Task description:
Gather all lines from the material that contain "Linked".
::: Information given :::
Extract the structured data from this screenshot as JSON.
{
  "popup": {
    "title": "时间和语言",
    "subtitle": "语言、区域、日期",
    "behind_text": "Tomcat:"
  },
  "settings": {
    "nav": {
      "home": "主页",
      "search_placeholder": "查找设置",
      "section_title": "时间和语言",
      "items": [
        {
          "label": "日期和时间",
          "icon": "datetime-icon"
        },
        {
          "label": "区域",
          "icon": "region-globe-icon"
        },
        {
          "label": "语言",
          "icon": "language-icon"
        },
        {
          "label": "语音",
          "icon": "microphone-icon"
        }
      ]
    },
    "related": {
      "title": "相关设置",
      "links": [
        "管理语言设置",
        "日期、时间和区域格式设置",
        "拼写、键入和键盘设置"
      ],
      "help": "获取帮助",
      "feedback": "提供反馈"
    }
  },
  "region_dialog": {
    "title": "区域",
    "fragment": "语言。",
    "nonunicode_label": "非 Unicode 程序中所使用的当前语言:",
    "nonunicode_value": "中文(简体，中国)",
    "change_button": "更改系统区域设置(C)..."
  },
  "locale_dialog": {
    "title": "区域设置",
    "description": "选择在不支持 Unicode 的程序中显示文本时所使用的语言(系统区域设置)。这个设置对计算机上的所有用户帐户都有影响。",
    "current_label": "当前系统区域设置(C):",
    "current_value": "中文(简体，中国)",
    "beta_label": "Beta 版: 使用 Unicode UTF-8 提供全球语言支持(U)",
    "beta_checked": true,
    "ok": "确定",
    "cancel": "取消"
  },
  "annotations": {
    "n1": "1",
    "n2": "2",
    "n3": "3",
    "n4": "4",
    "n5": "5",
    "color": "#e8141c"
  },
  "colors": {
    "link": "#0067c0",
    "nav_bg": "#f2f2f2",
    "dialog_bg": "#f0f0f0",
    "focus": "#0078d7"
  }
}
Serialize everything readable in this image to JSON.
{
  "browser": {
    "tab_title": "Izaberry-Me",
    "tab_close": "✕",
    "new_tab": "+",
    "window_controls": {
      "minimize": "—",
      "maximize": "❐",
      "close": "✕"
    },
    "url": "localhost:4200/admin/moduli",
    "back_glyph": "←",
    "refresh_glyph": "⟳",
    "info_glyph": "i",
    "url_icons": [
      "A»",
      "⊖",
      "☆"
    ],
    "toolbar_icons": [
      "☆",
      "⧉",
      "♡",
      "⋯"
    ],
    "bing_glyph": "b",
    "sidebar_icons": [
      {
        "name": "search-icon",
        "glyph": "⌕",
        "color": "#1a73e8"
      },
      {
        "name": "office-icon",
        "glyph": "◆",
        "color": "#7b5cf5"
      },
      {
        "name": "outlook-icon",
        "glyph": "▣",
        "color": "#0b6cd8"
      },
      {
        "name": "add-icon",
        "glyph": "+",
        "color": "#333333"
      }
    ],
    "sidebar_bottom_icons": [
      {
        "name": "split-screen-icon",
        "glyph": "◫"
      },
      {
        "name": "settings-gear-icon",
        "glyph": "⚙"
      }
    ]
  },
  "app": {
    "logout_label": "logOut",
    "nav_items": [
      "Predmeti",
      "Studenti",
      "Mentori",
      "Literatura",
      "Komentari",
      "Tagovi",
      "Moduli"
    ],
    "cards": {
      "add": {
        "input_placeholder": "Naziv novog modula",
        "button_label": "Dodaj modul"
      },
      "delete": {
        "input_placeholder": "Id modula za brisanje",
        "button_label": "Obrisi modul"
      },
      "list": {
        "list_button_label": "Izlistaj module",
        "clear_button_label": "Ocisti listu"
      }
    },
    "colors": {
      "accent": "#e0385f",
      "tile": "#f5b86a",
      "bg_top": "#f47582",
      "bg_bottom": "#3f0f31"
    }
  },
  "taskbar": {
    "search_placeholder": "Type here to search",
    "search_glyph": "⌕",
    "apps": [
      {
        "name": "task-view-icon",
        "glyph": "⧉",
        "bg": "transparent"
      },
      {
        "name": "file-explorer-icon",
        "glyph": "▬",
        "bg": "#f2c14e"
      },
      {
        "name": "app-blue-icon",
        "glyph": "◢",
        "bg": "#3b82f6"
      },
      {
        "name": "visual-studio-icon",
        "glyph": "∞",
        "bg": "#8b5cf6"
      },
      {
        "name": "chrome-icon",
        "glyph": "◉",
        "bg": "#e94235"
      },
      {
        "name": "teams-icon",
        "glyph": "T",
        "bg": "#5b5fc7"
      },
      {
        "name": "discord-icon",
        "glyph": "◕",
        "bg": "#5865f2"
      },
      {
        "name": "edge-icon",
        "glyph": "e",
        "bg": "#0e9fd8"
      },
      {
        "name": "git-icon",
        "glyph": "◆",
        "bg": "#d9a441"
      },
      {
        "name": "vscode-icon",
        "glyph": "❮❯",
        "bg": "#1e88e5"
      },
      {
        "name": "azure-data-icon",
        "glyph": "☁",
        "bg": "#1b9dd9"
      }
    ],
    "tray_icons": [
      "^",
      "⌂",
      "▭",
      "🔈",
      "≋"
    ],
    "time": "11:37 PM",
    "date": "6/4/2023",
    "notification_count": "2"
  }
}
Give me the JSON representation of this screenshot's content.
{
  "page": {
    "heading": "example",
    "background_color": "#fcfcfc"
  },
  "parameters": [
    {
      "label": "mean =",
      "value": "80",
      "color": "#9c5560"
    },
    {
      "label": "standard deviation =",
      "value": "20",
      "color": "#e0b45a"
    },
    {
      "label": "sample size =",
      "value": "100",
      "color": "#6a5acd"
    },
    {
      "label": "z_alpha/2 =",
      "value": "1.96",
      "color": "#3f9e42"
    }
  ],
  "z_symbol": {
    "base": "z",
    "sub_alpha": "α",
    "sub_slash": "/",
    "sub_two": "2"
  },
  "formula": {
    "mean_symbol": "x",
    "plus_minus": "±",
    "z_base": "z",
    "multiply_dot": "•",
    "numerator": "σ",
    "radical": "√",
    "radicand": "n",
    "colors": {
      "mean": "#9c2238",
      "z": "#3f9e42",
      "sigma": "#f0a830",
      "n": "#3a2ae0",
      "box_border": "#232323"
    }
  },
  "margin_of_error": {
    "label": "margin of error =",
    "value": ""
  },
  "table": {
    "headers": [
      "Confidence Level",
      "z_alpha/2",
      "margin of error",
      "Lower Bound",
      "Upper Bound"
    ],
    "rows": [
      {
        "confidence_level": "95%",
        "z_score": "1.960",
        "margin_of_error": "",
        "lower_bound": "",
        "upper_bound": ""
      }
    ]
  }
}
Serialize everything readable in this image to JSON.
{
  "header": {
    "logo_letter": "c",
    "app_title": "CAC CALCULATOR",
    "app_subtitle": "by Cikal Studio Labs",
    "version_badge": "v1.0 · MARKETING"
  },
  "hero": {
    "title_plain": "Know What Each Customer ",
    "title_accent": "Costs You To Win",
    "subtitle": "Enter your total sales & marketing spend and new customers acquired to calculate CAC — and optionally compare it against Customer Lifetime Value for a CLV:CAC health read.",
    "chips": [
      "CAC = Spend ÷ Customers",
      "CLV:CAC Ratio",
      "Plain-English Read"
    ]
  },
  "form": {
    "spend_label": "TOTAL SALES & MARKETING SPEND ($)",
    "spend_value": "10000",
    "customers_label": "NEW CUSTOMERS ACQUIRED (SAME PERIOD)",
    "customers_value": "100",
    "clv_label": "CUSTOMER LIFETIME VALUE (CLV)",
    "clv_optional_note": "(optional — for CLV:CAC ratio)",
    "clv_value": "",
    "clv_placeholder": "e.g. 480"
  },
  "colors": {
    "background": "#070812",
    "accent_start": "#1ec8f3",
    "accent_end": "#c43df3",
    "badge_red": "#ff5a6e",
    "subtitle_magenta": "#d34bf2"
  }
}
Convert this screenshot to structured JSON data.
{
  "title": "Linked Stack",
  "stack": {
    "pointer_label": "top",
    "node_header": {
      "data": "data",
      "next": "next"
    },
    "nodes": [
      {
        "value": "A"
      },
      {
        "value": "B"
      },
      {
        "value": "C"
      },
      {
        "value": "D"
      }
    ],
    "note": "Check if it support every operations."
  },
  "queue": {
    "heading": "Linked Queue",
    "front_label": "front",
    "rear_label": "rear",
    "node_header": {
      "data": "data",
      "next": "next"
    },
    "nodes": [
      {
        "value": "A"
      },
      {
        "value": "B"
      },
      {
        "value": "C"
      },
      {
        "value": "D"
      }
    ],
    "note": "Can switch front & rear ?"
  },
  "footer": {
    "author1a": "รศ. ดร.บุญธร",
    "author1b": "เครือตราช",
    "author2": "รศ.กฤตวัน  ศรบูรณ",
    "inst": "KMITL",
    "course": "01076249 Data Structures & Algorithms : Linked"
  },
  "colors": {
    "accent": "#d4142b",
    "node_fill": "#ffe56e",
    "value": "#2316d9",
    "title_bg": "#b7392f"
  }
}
:::
Exercise output:
  "title": "Linked Stack",
    "heading": "Linked Queue",
    "course": "01076249 Data Structures & Algorithms : Linked"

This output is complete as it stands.